*What you need to do*: Would you set down every entry shown below, precisely as written?

** begin Data extract **

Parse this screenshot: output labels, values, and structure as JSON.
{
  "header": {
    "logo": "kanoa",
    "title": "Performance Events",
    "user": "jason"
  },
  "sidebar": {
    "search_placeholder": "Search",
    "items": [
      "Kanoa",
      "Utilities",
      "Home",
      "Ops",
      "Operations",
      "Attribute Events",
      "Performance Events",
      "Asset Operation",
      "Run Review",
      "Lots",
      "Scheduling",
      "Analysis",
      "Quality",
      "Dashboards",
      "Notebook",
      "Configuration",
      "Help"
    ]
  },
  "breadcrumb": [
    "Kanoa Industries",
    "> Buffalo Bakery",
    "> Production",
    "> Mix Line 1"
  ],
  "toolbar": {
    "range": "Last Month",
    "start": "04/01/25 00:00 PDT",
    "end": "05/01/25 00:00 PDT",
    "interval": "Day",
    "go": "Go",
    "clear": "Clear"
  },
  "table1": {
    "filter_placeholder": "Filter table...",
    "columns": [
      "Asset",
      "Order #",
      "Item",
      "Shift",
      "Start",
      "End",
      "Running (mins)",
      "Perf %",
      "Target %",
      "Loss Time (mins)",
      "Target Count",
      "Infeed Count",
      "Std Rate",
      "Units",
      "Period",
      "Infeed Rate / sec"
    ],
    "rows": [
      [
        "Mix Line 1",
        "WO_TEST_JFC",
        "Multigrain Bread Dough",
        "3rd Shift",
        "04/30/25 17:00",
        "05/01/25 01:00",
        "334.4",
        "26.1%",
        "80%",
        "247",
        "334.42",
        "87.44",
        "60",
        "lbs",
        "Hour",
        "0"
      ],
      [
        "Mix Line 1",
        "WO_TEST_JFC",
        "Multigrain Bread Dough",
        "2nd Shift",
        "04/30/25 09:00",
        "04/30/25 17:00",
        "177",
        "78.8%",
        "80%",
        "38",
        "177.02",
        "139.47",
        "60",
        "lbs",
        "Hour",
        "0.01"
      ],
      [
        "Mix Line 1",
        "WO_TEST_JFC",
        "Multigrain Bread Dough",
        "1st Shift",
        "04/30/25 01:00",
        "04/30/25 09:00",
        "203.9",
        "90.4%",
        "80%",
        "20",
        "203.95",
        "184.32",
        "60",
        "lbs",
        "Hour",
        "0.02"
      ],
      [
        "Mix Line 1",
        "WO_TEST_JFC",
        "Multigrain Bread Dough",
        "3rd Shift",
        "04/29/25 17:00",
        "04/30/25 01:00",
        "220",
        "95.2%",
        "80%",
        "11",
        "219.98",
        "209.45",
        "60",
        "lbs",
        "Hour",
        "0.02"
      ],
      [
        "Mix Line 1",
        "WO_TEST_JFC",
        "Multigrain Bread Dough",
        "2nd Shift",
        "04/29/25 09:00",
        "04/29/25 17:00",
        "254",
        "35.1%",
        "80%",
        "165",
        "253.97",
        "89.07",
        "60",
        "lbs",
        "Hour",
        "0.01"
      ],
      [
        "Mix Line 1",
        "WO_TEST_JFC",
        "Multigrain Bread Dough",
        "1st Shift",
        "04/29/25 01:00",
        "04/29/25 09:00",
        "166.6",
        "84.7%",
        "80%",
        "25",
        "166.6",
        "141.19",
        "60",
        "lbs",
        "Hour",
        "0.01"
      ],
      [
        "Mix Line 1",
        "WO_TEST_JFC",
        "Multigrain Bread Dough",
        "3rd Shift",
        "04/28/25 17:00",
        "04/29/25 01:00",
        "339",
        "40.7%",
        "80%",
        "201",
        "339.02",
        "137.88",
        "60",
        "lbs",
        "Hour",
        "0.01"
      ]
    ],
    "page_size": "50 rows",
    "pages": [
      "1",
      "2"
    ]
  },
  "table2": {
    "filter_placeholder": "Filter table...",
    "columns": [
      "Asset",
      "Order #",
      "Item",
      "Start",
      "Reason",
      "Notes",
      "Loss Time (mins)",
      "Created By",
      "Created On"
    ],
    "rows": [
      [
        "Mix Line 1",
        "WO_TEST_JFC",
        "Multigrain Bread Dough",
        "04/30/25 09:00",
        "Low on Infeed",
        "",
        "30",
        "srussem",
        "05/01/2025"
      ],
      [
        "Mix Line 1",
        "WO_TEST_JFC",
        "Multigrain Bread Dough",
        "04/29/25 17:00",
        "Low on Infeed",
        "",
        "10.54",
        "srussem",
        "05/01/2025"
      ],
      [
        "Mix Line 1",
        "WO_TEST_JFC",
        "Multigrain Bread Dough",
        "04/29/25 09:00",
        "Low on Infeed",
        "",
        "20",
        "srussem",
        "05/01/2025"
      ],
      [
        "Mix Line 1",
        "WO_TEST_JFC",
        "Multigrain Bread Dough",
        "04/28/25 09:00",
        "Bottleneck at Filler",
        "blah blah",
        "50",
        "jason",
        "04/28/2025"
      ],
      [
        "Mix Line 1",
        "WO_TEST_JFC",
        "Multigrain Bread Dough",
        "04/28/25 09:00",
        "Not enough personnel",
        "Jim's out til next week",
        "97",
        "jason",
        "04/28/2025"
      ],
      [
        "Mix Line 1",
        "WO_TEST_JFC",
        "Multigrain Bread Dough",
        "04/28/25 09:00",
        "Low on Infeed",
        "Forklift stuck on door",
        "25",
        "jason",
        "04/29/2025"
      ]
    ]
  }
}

** end Data extract **

*Exercise solution*:
Parse this screenshot: output labels, values, and structure as JSON.
{
  "header": {
    "logo": "kanoa",
    "title": "Performance Events",
    "user": "jason"
  },
  "sidebar": {
    "search_placeholder": "Search",
    "items": [
      "Kanoa",
      "Utilities",
      "Home",
      "Ops",
      "Operations",
      "Attribute Events",
      "Performance Events",
      "Asset Operation",
      "Run Review",
      "Lots",
      "Scheduling",
      "Analysis",
      "Quality",
      "Dashboards",
      "Notebook",
      "Configuration",
      "Help"
    ]
  },
  "breadcrumb": [
    "Kanoa Industries",
    "> Buffalo Bakery",
    "> Production",
    "> Mix Line 1"
  ],
  "toolbar": {
    "range": "Last Month",
    "start": "04/01/25 00:00 PDT",
    "end": "05/01/25 00:00 PDT",
    "interval": "Day",
    "go": "Go",
    "clear": "Clear"
  },
  "table1": {
    "filter_placeholder": "Filter table...",
    "columns": [
      "Asset",
      "Order #",
      "Item",
      "Shift",
      "Start",
      "End",
      "Running (mins)",
      "Perf %",
      "Target %",
      "Loss Time (mins)",
      "Target Count",
      "Infeed Count",
      "Std Rate",
      "Units",
      "Period",
      "Infeed Rate / sec"
    ],
    "rows": [
      [
        "Mix Line 1",
        "WO_TEST_JFC",
        "Multigrain Bread Dough",
        "3rd Shift",
        "04/30/25 17:00",
        "05/01/25 01:00",
        "334.4",
        "26.1%",
        "80%",
        "247",
        "334.42",
        "87.44",
        "60",
        "lbs",
        "Hour",
        "0"
      ],
      [
        "Mix Line 1",
        "WO_TEST_JFC",
        "Multigrain Bread Dough",
        "2nd Shift",
        "04/30/25 09:00",
        "04/30/25 17:00",
        "177",
        "78.8%",
        "80%",
        "38",
        "177.02",
        "139.47",
        "60",
        "lbs",
        "Hour",
        "0.01"
      ],
      [
        "Mix Line 1",
        "WO_TEST_JFC",
        "Multigrain Bread Dough",
        "1st Shift",
        "04/30/25 01:00",
        "04/30/25 09:00",
        "203.9",
        "90.4%",
        "80%",
        "20",
        "203.95",
        "184.32",
        "60",
        "lbs",
        "Hour",
        "0.02"
      ],
      [
        "Mix Line 1",
        "WO_TEST_JFC",
        "Multigrain Bread Dough",
        "3rd Shift",
        "04/29/25 17:00",
        "04/30/25 01:00",
        "220",
        "95.2%",
        "80%",
        "11",
        "219.98",
        "209.45",
        "60",
        "lbs",
        "Hour",
        "0.02"
      ],
      [
        "Mix Line 1",
        "WO_TEST_JFC",
        "Multigrain Bread Dough",
        "2nd Shift",
        "04/29/25 09:00",
        "04/29/25 17:00",
        "254",
        "35.1%",
        "80%",
        "165",
        "253.97",
        "89.07",
        "60",
        "lbs",
        "Hour",
        "0.01"
      ],
      [
        "Mix Line 1",
        "WO_TEST_JFC",
        "Multigrain Bread Dough",
        "1st Shift",
        "04/29/25 01:00",
        "04/29/25 09:00",
        "166.6",
        "84.7%",
        "80%",
        "25",
        "166.6",
        "141.19",
        "60",
        "lbs",
        "Hour",
        "0.01"
      ],
      [
        "Mix Line 1",
        "WO_TEST_JFC",
        "Multigrain Bread Dough",
        "3rd Shift",
        "04/28/25 17:00",
        "04/29/25 01:00",
        "339",
        "40.7%",
        "80%",
        "201",
        "339.02",
        "137.88",
        "60",
        "lbs",
        "Hour",
        "0.01"
      ]
    ],
    "page_size": "50 rows",
    "pages": [
      "1",
      "2"
    ]
  },
  "table2": {
    "filter_placeholder": "Filter table...",
    "columns": [
      "Asset",
      "Order #",
      "Item",
      "Start",
      "Reason",
      "Notes",
      "Loss Time (mins)",
      "Created By",
      "Created On"
    ],
    "rows": [
      [
        "Mix Line 1",
        "WO_TEST_JFC",
        "Multigrain Bread Dough",
        "04/30/25 09:00",
        "Low on Infeed",
        "",
        "30",
        "srussem",
        "05/01/2025"
      ],
      [
        "Mix Line 1",
        "WO_TEST_JFC",
        "Multigrain Bread Dough",
        "04/29/25 17:00",
        "Low on Infeed",
        "",
        "10.54",
        "srussem",
        "05/01/2025"
      ],
      [
        "Mix Line 1",
        "WO_TEST_JFC",
        "Multigrain Bread Dough",
        "04/29/25 09:00",
        "Low on Infeed",
        "",
        "20",
        "srussem",
        "05/01/2025"
      ],
      [
        "Mix Line 1",
        "WO_TEST_JFC",
        "Multigrain Bread Dough",
        "04/28/25 09:00",
        "Bottleneck at Filler",
        "blah blah",
        "50",
        "jason",
        "04/28/2025"
      ],
      [
        "Mix Line 1",
        "WO_TEST_JFC",
        "Multigrain Bread Dough",
        "04/28/25 09:00",
        "Not enough personnel",
        "Jim's out til next week",
        "97",
        "jason",
        "04/28/2025"
      ],
      [
        "Mix Line 1",
        "WO_TEST_JFC",
        "Multigrain Bread Dough",
        "04/28/25 09:00",
        "Low on Infeed",
        "Forklift stuck on door",
        "25",
        "jason",
        "04/29/2025"
      ]
    ]
  }
}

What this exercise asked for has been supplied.